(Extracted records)
....................

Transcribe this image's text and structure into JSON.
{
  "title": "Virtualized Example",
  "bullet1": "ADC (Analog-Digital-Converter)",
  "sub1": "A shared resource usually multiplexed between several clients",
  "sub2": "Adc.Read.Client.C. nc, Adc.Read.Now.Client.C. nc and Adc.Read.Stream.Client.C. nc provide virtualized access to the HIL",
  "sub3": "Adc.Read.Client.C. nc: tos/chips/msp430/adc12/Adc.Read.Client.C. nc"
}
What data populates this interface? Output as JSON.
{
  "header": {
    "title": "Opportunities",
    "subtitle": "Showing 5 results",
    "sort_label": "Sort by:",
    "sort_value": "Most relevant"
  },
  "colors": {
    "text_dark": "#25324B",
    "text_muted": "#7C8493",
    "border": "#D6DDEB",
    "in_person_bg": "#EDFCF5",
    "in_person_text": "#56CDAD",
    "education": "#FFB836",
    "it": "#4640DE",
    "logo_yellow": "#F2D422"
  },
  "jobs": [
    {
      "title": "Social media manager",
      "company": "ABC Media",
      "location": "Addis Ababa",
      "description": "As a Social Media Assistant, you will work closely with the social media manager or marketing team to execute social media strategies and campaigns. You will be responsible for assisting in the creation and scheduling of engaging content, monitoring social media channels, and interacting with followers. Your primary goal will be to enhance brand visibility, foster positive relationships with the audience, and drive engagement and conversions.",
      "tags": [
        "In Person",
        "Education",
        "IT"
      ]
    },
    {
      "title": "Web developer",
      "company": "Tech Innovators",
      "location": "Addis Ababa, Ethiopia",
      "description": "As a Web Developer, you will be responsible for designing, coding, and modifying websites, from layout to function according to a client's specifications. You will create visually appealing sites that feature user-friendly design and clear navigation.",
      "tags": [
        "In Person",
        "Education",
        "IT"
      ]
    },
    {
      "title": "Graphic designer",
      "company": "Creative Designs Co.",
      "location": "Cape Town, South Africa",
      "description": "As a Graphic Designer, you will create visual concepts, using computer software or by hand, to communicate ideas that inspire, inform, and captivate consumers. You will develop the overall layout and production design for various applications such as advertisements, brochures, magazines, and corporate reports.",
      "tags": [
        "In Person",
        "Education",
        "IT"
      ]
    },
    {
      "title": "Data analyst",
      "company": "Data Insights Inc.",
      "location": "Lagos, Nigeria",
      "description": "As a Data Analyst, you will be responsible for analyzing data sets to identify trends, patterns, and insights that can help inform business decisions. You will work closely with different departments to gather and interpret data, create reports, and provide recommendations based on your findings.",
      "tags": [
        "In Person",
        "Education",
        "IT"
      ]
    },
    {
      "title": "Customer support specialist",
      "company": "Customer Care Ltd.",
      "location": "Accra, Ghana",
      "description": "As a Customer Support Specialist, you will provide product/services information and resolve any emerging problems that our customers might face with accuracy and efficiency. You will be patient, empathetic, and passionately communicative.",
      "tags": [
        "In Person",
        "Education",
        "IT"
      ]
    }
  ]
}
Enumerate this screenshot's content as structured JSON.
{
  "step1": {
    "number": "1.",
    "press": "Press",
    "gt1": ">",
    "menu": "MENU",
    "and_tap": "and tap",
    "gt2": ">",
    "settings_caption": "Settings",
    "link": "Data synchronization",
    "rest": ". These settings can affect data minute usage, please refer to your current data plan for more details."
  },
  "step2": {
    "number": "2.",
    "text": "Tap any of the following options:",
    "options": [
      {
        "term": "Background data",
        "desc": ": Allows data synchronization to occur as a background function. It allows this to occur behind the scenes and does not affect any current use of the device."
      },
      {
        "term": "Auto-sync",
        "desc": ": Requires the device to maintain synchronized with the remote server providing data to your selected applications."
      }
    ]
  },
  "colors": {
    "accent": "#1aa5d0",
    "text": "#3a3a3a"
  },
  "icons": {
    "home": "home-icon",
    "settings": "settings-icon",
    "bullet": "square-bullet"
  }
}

....................

- [Problem to work on] Copy out all lines from the material above that contain the string "Ababa".

- [Reply to the exercise]
      "location": "Addis Ababa",
      "location": "Addis Ababa, Ethiopia",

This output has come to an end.